→ **What is required**
Look for the word "this" in the entries below, then copy every line that has it.

→ **Given records**
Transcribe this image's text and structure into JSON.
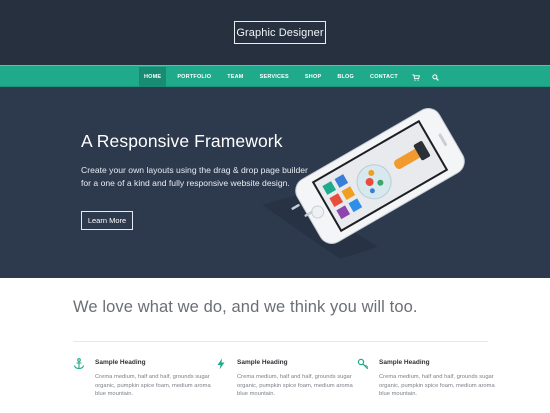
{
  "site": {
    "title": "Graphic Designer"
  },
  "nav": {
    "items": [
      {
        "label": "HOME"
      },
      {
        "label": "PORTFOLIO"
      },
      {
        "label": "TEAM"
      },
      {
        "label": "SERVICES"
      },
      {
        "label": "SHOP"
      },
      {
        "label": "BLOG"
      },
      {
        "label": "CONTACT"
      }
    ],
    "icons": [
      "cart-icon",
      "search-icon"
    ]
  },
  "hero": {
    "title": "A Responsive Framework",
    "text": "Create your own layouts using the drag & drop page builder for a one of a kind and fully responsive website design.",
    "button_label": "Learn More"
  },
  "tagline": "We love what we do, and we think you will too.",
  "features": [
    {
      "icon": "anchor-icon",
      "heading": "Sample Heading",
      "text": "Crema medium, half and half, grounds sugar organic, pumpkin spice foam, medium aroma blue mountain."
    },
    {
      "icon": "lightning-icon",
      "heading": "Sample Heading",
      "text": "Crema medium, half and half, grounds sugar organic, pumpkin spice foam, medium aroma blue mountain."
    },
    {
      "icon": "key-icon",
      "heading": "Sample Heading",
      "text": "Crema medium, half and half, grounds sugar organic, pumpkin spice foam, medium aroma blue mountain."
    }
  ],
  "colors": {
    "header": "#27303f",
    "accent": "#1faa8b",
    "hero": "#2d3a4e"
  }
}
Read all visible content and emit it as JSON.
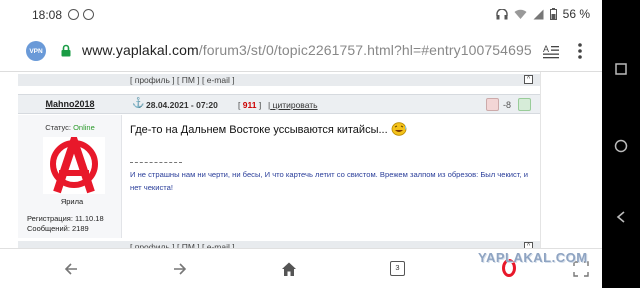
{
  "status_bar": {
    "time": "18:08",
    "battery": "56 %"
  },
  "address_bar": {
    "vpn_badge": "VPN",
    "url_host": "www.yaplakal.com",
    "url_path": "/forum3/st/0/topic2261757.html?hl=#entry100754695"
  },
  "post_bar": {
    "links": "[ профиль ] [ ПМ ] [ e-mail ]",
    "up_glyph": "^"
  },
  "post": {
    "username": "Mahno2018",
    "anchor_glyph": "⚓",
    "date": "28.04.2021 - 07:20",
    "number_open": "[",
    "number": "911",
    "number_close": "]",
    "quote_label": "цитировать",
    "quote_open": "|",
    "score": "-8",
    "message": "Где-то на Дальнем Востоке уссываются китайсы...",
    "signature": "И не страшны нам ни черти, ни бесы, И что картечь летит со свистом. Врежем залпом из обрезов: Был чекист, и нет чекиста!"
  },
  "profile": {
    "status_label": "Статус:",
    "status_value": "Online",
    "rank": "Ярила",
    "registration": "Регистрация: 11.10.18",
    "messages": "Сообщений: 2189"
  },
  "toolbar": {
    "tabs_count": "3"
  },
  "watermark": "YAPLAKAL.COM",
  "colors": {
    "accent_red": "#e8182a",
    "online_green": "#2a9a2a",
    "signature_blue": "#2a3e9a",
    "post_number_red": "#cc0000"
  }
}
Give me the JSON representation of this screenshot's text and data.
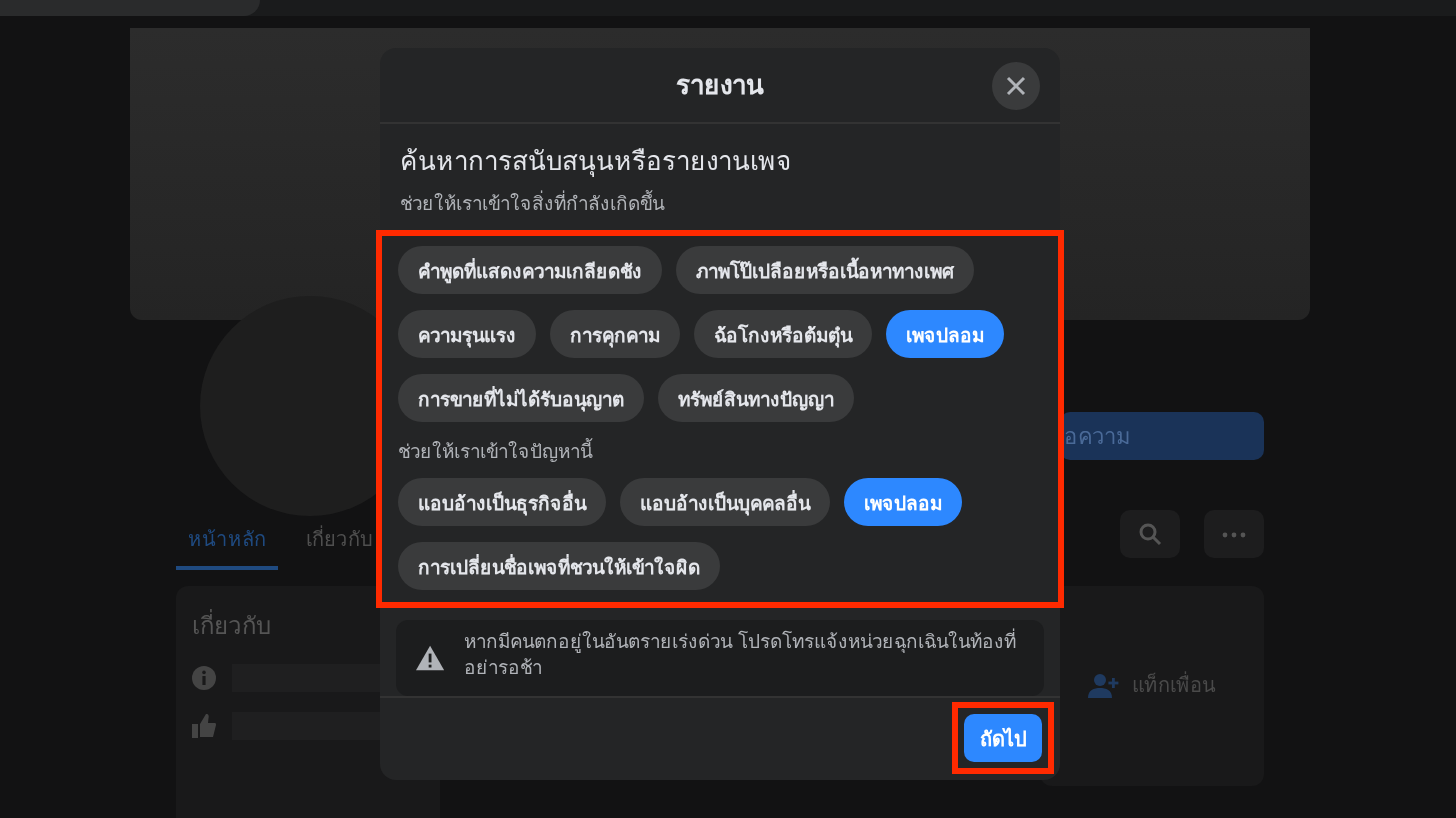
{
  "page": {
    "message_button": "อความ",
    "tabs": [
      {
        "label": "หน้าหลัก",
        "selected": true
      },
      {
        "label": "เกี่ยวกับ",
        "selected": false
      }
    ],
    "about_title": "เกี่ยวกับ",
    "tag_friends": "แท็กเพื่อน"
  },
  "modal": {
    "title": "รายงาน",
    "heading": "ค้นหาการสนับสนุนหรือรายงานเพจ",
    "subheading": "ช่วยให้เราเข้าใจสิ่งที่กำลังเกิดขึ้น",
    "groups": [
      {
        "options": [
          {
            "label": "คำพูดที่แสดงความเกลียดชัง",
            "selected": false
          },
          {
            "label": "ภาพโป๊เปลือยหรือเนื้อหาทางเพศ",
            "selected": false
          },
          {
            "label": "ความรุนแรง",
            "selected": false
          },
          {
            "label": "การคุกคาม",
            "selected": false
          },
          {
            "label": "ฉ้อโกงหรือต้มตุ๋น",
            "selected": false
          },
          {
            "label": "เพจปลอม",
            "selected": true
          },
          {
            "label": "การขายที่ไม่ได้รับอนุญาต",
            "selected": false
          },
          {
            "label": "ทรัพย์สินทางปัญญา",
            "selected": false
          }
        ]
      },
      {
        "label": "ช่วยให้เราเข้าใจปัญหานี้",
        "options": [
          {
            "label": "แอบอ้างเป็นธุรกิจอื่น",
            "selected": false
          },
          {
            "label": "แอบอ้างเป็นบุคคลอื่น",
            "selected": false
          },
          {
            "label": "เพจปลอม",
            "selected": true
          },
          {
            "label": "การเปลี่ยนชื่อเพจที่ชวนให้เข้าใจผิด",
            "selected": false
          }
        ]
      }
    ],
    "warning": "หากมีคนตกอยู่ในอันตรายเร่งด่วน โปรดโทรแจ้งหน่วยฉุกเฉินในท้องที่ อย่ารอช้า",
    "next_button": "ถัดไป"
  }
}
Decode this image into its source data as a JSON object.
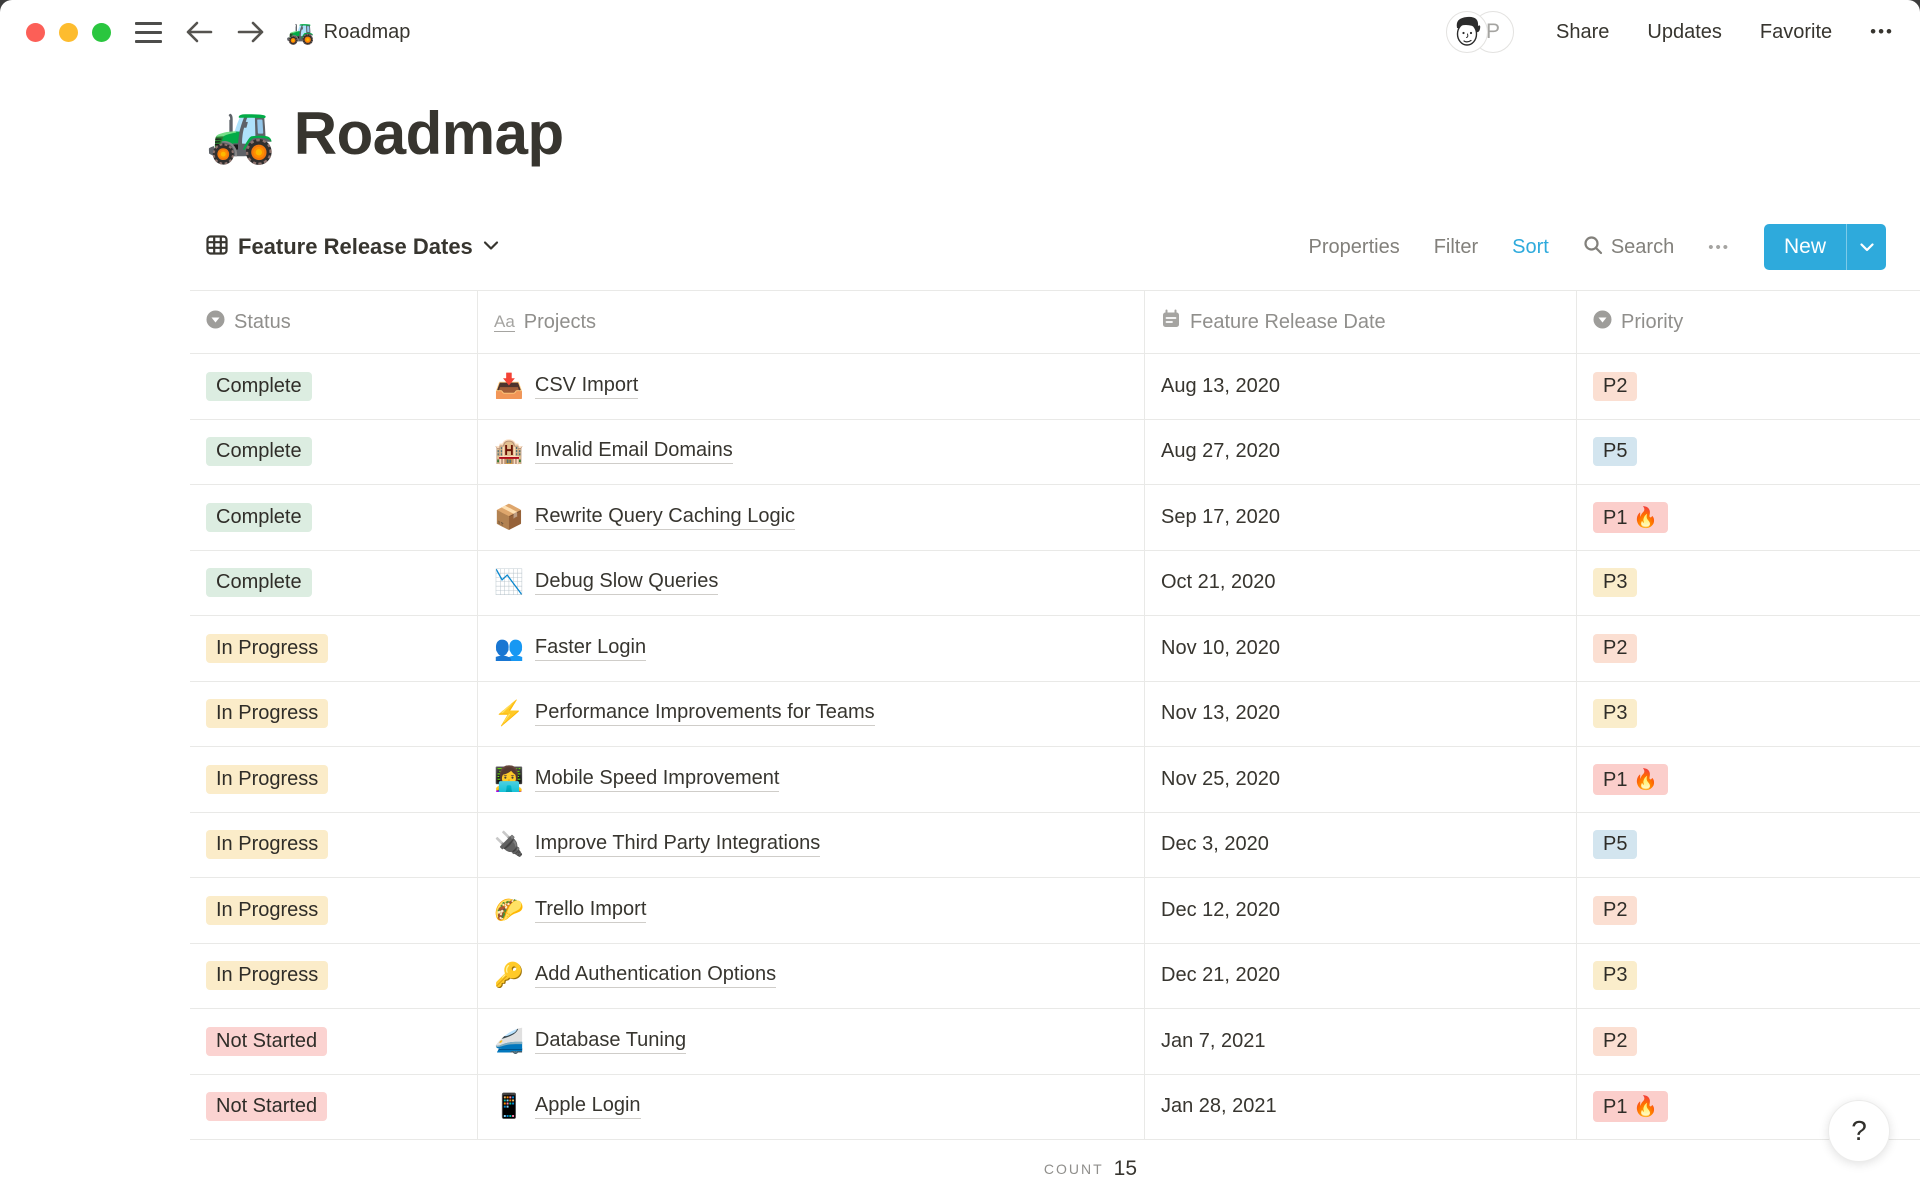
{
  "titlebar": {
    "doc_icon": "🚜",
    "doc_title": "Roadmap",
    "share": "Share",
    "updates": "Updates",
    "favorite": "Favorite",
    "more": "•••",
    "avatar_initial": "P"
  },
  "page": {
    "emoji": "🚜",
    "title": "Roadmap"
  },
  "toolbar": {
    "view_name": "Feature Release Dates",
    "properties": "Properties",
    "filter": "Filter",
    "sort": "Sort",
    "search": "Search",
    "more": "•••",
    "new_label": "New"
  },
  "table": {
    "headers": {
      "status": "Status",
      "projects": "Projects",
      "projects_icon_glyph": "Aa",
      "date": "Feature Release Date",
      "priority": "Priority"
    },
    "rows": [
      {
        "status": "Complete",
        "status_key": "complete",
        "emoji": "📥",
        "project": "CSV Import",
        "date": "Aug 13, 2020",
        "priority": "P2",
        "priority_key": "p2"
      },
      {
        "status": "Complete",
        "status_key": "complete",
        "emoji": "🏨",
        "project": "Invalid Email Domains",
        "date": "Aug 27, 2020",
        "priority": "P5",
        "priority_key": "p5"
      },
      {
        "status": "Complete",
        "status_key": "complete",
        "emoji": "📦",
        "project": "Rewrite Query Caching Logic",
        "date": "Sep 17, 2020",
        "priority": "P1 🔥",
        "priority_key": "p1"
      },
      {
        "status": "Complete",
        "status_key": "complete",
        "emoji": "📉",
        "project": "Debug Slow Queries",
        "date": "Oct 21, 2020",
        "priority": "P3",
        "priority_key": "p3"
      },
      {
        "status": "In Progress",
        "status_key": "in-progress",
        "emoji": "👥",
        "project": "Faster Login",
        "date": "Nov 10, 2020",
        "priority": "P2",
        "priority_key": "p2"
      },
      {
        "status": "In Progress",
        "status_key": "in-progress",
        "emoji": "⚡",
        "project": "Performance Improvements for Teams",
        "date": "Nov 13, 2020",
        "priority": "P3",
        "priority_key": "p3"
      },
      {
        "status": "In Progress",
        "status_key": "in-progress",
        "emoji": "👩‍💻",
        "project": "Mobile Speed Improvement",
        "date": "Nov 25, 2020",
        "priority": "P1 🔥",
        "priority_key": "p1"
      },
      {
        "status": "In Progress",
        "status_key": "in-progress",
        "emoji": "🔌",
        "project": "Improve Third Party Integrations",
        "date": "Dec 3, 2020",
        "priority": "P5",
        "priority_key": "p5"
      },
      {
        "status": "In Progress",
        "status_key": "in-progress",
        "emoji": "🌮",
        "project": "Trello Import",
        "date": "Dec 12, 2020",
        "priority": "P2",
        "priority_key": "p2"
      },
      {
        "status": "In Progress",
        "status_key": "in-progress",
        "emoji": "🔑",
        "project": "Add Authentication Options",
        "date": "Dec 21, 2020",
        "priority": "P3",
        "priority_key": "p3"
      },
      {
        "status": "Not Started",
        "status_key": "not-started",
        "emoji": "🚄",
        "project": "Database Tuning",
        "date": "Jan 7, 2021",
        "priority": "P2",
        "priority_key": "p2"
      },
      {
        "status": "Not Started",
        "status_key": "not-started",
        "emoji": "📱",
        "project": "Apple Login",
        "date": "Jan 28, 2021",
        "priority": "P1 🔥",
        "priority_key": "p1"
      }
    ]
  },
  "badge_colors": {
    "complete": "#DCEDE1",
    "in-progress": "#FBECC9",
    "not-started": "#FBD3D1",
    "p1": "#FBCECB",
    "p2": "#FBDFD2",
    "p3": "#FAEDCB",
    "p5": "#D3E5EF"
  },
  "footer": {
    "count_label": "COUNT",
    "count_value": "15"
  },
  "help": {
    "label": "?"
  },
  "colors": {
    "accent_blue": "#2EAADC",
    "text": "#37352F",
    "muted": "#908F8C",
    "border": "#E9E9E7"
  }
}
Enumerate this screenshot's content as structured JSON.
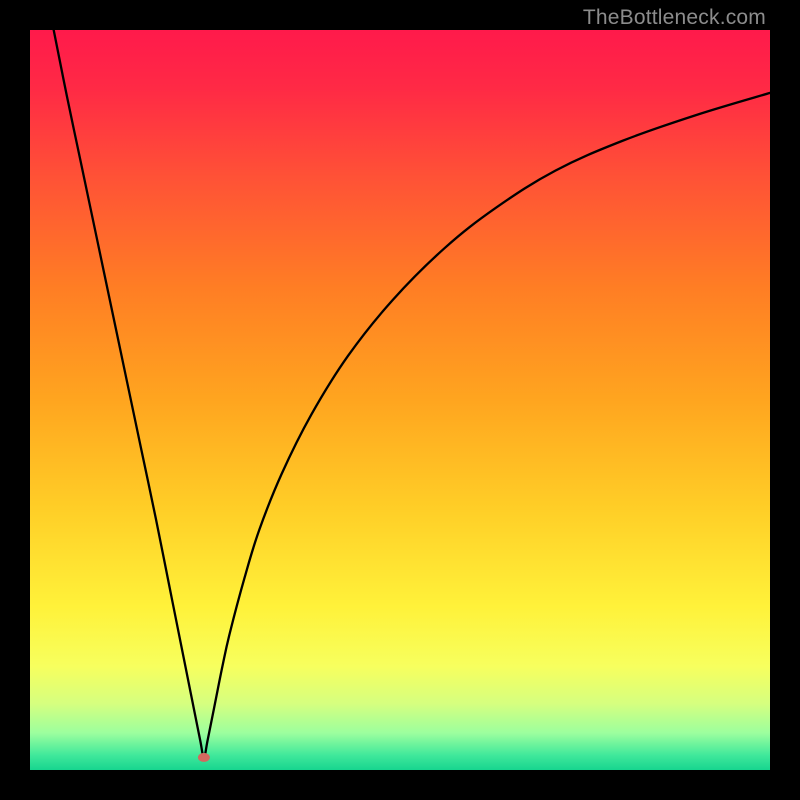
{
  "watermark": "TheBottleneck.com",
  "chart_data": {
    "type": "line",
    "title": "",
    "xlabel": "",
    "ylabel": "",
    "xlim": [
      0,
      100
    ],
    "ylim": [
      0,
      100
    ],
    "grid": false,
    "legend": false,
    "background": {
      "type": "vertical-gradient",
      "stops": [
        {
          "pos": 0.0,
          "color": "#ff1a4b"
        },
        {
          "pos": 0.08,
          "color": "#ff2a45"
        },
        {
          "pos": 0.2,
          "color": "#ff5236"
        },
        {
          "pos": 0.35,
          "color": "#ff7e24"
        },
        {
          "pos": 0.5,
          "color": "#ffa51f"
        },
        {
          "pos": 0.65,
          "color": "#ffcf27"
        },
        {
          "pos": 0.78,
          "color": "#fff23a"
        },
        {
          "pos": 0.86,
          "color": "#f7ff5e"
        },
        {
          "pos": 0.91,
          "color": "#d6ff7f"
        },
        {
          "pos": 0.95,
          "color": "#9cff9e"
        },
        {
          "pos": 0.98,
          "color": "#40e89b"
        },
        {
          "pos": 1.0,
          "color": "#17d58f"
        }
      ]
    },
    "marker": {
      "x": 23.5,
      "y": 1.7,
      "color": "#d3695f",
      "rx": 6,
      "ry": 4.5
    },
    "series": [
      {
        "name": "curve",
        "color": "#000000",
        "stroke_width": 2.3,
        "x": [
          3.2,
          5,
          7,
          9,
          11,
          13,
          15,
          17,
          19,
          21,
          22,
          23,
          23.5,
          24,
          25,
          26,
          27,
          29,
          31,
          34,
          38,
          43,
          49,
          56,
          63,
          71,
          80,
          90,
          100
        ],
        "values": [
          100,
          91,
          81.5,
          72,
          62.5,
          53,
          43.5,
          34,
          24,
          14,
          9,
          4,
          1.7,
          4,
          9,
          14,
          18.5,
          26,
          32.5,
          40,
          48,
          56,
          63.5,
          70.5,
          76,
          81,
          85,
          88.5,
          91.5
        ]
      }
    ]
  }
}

→ **Answer to the task**
Transcribe this image's text and structure into JSON.
Give me the JSON representation of this screenshot's text and data.
Decode this image into its source data as a JSON object.
Enumerate this screenshot's content as structured JSON.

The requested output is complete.